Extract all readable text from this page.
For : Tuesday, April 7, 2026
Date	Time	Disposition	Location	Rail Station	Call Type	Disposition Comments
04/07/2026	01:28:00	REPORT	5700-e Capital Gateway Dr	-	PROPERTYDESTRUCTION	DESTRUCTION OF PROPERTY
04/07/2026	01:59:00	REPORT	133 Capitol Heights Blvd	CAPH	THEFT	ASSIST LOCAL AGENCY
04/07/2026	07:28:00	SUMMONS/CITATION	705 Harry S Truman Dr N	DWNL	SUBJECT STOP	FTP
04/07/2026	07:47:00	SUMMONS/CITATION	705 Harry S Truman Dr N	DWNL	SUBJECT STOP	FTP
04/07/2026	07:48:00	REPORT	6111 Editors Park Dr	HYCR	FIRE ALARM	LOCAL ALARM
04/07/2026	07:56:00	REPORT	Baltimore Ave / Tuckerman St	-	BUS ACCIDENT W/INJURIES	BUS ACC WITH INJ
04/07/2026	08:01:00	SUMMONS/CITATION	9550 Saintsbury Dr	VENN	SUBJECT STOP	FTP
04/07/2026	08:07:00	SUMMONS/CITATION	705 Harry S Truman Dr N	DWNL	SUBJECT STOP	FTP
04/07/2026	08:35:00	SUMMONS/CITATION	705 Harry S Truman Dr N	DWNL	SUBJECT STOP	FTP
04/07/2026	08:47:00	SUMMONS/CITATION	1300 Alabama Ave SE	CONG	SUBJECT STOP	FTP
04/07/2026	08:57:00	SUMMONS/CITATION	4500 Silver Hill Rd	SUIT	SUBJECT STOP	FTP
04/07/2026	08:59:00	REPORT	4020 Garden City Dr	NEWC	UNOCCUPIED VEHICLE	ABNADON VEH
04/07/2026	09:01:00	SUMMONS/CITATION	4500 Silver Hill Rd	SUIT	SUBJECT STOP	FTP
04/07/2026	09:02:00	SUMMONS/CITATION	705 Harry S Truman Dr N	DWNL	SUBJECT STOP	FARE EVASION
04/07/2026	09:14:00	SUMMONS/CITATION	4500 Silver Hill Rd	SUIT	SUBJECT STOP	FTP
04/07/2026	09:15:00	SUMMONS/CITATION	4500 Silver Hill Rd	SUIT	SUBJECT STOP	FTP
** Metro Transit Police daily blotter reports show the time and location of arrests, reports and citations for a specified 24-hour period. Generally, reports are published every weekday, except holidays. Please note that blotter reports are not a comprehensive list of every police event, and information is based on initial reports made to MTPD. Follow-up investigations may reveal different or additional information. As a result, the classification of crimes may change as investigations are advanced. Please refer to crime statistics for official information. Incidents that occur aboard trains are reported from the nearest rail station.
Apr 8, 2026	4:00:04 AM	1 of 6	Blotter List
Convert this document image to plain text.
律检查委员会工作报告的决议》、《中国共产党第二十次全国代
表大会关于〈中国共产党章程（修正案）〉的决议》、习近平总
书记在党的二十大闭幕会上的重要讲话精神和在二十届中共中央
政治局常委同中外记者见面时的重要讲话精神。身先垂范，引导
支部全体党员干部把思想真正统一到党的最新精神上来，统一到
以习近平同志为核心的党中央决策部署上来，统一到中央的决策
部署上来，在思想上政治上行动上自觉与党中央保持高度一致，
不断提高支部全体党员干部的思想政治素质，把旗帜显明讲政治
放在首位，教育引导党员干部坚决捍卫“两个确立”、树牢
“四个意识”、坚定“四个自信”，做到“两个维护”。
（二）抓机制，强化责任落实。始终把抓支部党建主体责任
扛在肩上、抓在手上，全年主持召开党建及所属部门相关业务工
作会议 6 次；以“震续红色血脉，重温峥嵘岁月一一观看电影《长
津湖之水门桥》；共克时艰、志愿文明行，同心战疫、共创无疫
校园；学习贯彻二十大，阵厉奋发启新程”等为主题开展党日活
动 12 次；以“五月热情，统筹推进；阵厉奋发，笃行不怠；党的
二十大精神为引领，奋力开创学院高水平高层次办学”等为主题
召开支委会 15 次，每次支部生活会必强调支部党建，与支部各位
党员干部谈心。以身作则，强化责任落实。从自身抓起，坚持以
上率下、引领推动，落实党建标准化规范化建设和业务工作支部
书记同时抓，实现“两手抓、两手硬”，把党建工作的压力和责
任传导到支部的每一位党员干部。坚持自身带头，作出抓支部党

* * *

Copy each line of the data above without altering a single character.

Extract all readable text from this page.
For : Tuesday, April 7, 2026
Date	Time	Disposition	Location	Rail Station	Call Type	Disposition Comments
04/07/2026	01:28:00	REPORT	5700-e Capital Gateway Dr	-	PROPERTYDESTRUCTION	DESTRUCTION OF PROPERTY
04/07/2026	01:59:00	REPORT	133 Capitol Heights Blvd	CAPH	THEFT	ASSIST LOCAL AGENCY
04/07/2026	07:28:00	SUMMONS/CITATION	705 Harry S Truman Dr N	DWNL	SUBJECT STOP	FTP
04/07/2026	07:47:00	SUMMONS/CITATION	705 Harry S Truman Dr N	DWNL	SUBJECT STOP	FTP
04/07/2026	07:48:00	REPORT	6111 Editors Park Dr	HYCR	FIRE ALARM	LOCAL ALARM
04/07/2026	07:56:00	REPORT	Baltimore Ave / Tuckerman St	-	BUS ACCIDENT W/INJURIES	BUS ACC WITH INJ
04/07/2026	08:01:00	SUMMONS/CITATION	9550 Saintsbury Dr	VENN	SUBJECT STOP	FTP
04/07/2026	08:07:00	SUMMONS/CITATION	705 Harry S Truman Dr N	DWNL	SUBJECT STOP	FTP
04/07/2026	08:35:00	SUMMONS/CITATION	705 Harry S Truman Dr N	DWNL	SUBJECT STOP	FTP
04/07/2026	08:47:00	SUMMONS/CITATION	1300 Alabama Ave SE	CONG	SUBJECT STOP	FTP
04/07/2026	08:57:00	SUMMONS/CITATION	4500 Silver Hill Rd	SUIT	SUBJECT STOP	FTP
04/07/2026	08:59:00	REPORT	4020 Garden City Dr	NEWC	UNOCCUPIED VEHICLE	ABNADON VEH
04/07/2026	09:01:00	SUMMONS/CITATION	4500 Silver Hill Rd	SUIT	SUBJECT STOP	FTP
04/07/2026	09:02:00	SUMMONS/CITATION	705 Harry S Truman Dr N	DWNL	SUBJECT STOP	FARE EVASION
04/07/2026	09:14:00	SUMMONS/CITATION	4500 Silver Hill Rd	SUIT	SUBJECT STOP	FTP
04/07/2026	09:15:00	SUMMONS/CITATION	4500 Silver Hill Rd	SUIT	SUBJECT STOP	FTP
** Metro Transit Police daily blotter reports show the time and location of arrests, reports and citations for a specified 24-hour period. Generally, reports are published every weekday, except holidays. Please note that blotter reports are not a comprehensive list of every police event, and information is based on initial reports made to MTPD. Follow-up investigations may reveal different or additional information. As a result, the classification of crimes may change as investigations are advanced. Please refer to crime statistics for official information. Incidents that occur aboard trains are reported from the nearest rail station.
Apr 8, 2026	4:00:04 AM	1 of 6	Blotter List
Convert this document image to plain text.
律检查委员会工作报告的决议》、《中国共产党第二十次全国代
表大会关于〈中国共产党章程（修正案）〉的决议》、习近平总
书记在党的二十大闭幕会上的重要讲话精神和在二十届中共中央
政治局常委同中外记者见面时的重要讲话精神。身先垂范，引导
支部全体党员干部把思想真正统一到党的最新精神上来，统一到
以习近平同志为核心的党中央决策部署上来，统一到中央的决策
部署上来，在思想上政治上行动上自觉与党中央保持高度一致，
不断提高支部全体党员干部的思想政治素质，把旗帜显明讲政治
放在首位，教育引导党员干部坚决捍卫“两个确立”、树牢
“四个意识”、坚定“四个自信”，做到“两个维护”。
（二）抓机制，强化责任落实。始终把抓支部党建主体责任
扛在肩上、抓在手上，全年主持召开党建及所属部门相关业务工
作会议 6 次；以“震续红色血脉，重温峥嵘岁月一一观看电影《长
津湖之水门桥》；共克时艰、志愿文明行，同心战疫、共创无疫
校园；学习贯彻二十大，阵厉奋发启新程”等为主题开展党日活
动 12 次；以“五月热情，统筹推进；阵厉奋发，笃行不怠；党的
二十大精神为引领，奋力开创学院高水平高层次办学”等为主题
召开支委会 15 次，每次支部生活会必强调支部党建，与支部各位
党员干部谈心。以身作则，强化责任落实。从自身抓起，坚持以
上率下、引领推动，落实党建标准化规范化建设和业务工作支部
书记同时抓，实现“两手抓、两手硬”，把党建工作的压力和责
任传导到支部的每一位党员干部。坚持自身带头，作出抓支部党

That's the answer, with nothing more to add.